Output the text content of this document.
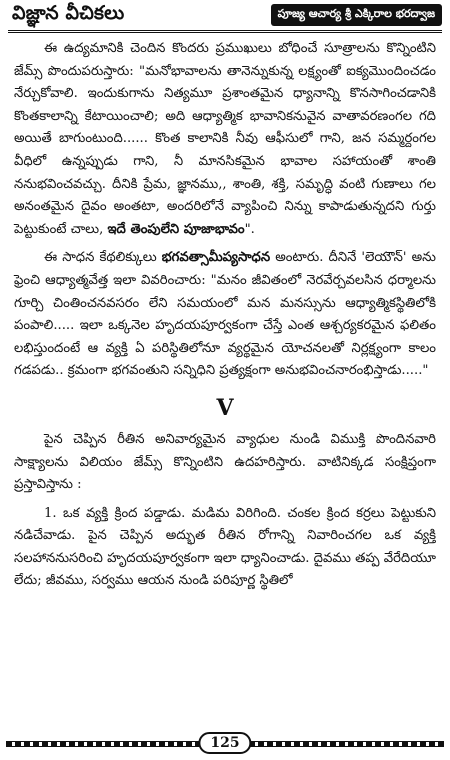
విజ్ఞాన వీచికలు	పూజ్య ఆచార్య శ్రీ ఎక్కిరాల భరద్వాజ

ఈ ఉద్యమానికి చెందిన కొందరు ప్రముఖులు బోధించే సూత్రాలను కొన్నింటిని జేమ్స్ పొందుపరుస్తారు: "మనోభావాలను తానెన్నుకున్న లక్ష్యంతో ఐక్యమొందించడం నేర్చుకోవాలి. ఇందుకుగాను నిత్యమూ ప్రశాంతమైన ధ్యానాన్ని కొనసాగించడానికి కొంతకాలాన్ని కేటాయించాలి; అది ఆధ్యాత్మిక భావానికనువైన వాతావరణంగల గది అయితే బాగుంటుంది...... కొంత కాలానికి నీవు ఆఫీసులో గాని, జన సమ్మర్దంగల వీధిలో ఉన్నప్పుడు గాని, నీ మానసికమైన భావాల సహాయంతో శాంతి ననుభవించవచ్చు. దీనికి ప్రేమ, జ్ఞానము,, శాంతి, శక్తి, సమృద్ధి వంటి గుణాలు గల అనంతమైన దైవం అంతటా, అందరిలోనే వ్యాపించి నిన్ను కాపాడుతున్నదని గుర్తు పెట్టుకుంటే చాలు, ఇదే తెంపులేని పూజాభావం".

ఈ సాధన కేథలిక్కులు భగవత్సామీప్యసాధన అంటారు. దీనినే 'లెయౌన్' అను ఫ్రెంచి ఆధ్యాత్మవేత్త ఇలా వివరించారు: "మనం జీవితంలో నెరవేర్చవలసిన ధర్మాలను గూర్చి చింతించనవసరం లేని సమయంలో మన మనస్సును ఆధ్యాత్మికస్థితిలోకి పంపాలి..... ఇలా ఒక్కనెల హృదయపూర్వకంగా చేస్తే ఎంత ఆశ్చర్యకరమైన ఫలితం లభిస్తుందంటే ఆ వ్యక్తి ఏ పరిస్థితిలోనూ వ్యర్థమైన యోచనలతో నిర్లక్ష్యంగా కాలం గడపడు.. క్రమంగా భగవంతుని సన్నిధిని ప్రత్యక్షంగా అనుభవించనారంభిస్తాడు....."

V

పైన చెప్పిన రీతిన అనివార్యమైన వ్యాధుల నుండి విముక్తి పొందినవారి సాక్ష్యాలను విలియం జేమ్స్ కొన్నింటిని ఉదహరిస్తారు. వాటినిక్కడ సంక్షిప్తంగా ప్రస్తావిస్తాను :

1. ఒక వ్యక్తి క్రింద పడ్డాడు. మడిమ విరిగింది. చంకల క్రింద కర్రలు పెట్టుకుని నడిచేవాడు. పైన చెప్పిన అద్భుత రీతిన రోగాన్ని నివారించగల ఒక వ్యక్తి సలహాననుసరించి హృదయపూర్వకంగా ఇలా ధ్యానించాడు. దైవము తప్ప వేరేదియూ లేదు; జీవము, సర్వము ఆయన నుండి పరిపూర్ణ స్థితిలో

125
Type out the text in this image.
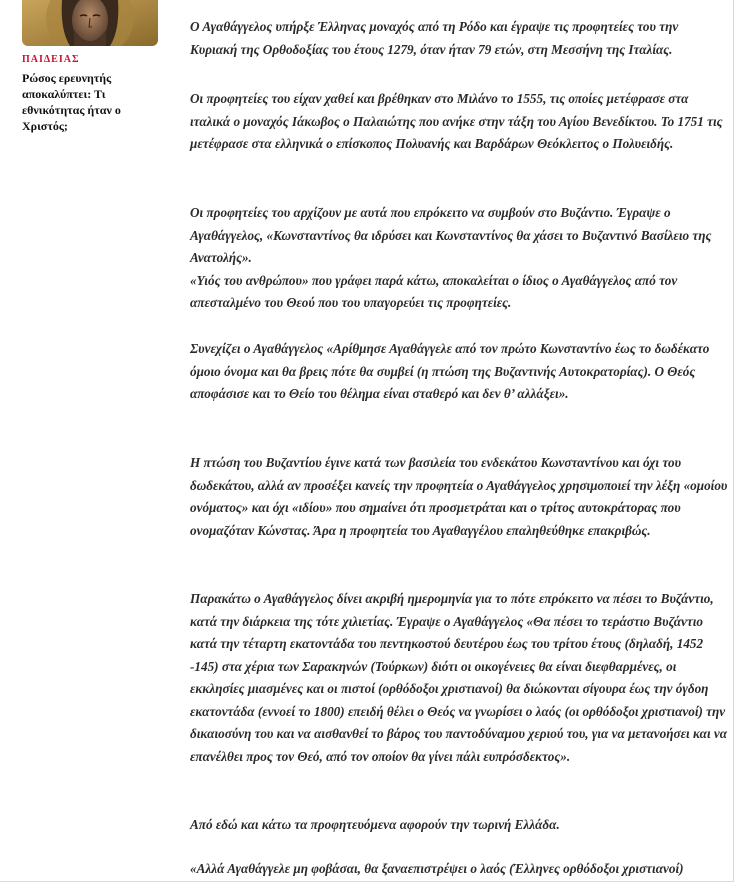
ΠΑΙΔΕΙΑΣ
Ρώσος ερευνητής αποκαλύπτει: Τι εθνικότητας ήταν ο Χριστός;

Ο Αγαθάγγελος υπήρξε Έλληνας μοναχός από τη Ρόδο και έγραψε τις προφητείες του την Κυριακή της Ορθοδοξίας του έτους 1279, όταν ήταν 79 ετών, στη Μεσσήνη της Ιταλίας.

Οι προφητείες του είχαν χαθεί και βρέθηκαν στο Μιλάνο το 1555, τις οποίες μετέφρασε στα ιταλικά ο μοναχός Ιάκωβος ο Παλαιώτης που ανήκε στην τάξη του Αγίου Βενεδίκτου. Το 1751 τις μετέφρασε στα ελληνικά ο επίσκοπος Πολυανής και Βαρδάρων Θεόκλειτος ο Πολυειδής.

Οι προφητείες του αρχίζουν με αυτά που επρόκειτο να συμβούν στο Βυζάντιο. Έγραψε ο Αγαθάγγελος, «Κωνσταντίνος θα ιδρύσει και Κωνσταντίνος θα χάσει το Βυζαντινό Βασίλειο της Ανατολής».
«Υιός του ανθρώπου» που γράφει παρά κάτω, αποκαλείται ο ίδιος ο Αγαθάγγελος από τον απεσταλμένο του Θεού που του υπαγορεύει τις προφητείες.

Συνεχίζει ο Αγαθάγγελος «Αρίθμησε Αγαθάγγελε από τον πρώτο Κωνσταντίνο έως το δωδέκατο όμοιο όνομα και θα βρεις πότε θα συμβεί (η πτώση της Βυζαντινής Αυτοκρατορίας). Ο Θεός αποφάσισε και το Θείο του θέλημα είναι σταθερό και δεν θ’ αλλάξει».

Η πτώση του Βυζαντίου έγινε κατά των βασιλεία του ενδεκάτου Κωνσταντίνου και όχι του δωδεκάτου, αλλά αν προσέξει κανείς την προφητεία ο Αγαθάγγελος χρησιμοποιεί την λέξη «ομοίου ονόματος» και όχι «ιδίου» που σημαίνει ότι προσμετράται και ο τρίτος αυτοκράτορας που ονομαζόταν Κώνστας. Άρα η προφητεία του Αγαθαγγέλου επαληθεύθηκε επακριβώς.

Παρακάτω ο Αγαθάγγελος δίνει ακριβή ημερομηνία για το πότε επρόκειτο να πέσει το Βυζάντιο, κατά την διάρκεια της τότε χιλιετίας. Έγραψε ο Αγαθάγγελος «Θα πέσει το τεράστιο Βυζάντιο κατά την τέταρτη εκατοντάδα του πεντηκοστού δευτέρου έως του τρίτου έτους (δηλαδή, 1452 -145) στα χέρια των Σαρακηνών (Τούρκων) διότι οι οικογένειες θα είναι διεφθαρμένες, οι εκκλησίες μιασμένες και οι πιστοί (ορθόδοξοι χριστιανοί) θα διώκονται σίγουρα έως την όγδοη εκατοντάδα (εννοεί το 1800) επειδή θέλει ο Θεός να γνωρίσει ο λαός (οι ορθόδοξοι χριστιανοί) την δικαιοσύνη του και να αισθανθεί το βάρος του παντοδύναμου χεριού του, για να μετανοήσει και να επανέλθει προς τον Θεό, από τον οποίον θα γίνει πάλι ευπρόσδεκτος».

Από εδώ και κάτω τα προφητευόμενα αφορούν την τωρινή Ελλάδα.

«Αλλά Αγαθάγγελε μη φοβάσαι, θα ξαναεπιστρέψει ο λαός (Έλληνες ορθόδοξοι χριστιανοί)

Task description> Copy each line containing the word "this" from the data.

Reply>
Output the text content of this document.
Type out the text in this image.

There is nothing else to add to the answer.